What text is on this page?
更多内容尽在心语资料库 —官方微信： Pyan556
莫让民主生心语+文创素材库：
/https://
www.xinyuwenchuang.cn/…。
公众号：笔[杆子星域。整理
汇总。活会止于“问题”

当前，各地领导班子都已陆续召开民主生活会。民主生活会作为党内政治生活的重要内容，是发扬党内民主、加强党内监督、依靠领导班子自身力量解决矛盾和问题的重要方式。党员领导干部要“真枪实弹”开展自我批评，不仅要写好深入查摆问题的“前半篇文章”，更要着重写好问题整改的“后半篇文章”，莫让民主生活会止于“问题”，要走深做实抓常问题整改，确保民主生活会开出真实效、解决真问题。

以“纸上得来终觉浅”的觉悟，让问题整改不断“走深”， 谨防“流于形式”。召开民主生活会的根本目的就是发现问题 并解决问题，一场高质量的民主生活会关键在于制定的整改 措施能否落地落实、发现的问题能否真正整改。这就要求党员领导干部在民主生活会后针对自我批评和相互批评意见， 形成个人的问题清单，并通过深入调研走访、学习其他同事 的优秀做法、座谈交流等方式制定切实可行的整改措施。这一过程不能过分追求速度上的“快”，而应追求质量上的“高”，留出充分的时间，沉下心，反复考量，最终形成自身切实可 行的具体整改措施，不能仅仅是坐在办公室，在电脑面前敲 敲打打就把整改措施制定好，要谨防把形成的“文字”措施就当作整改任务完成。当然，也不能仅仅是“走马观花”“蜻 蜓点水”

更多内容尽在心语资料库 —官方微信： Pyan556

**Task directions**
Repeat all entries. Match them exactly.

**Exercise result**
What text is on this page?
更多内容尽在心语资料库 —官方微信： Pyan556
莫让民主生心语+文创素材库：
/https://
www.xinyuwenchuang.cn/…。
公众号：笔[杆子星域。整理
汇总。活会止于“问题”

当前，各地领导班子都已陆续召开民主生活会。民主生活会作为党内政治生活的重要内容，是发扬党内民主、加强党内监督、依靠领导班子自身力量解决矛盾和问题的重要方式。党员领导干部要“真枪实弹”开展自我批评，不仅要写好深入查摆问题的“前半篇文章”，更要着重写好问题整改的“后半篇文章”，莫让民主生活会止于“问题”，要走深做实抓常问题整改，确保民主生活会开出真实效、解决真问题。

以“纸上得来终觉浅”的觉悟，让问题整改不断“走深”， 谨防“流于形式”。召开民主生活会的根本目的就是发现问题 并解决问题，一场高质量的民主生活会关键在于制定的整改 措施能否落地落实、发现的问题能否真正整改。这就要求党员领导干部在民主生活会后针对自我批评和相互批评意见， 形成个人的问题清单，并通过深入调研走访、学习其他同事 的优秀做法、座谈交流等方式制定切实可行的整改措施。这一过程不能过分追求速度上的“快”，而应追求质量上的“高”，留出充分的时间，沉下心，反复考量，最终形成自身切实可 行的具体整改措施，不能仅仅是坐在办公室，在电脑面前敲 敲打打就把整改措施制定好，要谨防把形成的“文字”措施就当作整改任务完成。当然，也不能仅仅是“走马观花”“蜻 蜓点水”

更多内容尽在心语资料库 —官方微信： Pyan556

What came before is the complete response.